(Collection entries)
──────
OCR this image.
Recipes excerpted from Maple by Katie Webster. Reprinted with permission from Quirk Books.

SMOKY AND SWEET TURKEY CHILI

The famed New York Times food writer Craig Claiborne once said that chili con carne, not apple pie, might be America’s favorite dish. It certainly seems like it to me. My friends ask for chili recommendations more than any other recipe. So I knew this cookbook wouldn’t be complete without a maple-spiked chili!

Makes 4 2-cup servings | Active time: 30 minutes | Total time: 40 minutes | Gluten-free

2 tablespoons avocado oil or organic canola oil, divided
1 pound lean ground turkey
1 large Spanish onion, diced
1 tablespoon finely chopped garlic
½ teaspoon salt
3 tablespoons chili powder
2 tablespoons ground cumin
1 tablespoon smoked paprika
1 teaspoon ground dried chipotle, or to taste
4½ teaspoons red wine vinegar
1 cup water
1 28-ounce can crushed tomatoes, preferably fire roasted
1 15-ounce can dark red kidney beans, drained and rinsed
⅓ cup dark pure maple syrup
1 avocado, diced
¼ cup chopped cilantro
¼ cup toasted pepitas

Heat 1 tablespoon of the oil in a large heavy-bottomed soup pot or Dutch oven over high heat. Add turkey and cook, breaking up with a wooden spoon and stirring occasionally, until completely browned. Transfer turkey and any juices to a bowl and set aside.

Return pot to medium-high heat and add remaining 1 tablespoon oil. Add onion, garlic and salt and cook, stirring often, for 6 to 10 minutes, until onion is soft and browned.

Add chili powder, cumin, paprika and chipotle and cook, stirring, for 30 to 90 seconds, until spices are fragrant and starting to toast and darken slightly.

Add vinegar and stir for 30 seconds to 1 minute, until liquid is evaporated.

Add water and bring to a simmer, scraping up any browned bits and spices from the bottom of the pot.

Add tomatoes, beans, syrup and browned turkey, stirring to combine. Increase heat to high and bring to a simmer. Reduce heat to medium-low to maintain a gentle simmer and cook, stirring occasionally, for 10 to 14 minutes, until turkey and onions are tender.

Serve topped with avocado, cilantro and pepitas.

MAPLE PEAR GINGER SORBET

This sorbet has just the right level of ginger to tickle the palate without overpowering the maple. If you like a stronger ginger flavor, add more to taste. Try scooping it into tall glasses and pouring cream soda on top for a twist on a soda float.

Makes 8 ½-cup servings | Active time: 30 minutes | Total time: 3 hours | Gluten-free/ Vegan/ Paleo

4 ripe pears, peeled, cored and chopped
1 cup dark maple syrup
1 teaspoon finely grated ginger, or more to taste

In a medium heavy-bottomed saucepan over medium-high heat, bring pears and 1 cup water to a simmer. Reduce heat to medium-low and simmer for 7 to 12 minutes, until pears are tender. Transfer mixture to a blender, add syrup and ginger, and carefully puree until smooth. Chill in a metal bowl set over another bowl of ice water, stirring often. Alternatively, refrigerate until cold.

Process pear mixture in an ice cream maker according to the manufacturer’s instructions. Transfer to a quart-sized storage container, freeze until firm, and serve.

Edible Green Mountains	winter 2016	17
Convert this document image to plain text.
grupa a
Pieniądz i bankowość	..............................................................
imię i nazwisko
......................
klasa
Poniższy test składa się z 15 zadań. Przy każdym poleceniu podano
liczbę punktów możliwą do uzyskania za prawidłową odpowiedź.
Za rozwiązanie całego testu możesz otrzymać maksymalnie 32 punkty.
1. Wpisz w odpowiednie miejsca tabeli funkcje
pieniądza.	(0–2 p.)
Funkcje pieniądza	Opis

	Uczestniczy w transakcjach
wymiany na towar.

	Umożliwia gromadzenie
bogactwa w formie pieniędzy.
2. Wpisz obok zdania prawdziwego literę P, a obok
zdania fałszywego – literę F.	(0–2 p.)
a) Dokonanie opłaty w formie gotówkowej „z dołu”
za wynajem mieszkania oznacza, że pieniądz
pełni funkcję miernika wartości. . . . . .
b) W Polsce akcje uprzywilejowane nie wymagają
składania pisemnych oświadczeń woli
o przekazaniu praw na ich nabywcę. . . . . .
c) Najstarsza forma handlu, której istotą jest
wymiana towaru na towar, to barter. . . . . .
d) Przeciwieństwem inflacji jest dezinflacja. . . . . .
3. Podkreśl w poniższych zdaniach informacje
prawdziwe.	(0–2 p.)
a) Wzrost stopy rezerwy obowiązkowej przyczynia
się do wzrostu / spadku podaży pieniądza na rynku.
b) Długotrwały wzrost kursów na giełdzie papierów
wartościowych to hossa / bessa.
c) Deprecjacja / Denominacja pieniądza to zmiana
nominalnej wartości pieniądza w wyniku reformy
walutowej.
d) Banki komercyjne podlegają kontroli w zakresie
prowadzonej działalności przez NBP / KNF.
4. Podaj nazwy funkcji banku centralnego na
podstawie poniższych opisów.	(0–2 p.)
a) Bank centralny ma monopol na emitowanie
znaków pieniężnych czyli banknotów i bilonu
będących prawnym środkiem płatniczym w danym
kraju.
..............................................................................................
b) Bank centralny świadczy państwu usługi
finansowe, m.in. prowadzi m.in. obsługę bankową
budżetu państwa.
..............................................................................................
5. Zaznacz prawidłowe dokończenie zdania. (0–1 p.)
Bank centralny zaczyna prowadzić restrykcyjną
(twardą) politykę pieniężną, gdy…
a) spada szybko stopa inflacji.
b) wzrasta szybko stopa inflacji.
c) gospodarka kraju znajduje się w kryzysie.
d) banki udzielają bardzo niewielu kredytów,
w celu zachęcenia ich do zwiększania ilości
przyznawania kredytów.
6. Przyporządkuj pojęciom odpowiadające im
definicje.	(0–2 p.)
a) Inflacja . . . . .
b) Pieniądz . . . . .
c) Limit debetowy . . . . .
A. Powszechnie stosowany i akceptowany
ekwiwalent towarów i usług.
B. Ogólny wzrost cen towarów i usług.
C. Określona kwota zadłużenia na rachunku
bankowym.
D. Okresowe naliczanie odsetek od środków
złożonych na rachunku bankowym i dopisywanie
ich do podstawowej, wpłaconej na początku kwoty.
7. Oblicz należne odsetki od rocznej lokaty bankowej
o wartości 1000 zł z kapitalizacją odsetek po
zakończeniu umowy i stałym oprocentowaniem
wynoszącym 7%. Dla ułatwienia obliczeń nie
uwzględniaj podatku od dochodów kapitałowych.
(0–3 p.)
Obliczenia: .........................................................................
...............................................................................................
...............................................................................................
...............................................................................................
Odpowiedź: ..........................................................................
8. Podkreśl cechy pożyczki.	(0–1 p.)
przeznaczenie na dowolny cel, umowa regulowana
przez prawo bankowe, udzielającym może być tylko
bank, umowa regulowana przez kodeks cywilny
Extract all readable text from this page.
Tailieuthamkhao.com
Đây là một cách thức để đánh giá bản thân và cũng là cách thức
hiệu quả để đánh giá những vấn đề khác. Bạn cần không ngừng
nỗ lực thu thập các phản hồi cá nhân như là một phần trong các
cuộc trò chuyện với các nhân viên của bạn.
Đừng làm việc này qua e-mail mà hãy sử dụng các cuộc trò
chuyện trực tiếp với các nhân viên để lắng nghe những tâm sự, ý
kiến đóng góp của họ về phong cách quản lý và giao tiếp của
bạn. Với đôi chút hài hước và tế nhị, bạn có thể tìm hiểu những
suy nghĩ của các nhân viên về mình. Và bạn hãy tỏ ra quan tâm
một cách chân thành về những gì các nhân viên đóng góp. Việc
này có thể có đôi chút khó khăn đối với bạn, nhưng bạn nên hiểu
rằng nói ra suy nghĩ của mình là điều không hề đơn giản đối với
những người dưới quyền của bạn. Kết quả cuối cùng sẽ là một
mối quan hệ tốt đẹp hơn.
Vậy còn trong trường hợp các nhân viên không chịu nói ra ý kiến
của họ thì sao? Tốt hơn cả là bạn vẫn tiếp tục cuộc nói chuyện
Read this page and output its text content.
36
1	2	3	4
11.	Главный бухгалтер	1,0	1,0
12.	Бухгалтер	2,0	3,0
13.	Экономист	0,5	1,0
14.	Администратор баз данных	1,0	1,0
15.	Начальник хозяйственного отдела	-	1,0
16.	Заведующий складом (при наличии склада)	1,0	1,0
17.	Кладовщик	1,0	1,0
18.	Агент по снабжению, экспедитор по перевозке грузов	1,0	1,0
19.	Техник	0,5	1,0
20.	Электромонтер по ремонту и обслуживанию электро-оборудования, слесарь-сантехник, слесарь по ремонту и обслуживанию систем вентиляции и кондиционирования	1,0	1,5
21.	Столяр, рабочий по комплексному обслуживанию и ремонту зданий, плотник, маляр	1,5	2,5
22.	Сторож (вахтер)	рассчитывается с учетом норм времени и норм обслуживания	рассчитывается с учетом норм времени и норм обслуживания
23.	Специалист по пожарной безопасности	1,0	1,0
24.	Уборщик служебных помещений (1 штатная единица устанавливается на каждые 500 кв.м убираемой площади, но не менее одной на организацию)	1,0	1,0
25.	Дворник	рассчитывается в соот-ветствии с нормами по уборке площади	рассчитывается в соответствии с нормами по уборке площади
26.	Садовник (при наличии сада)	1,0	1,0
──────
EXERCISE DESCRIPTION » Pull out each line containing the word "tablespoons" and copy it.

EXERCISE SOLUTION »
2 tablespoons avocado oil or organic canola oil, divided
3 tablespoons chili powder
2 tablespoons ground cumin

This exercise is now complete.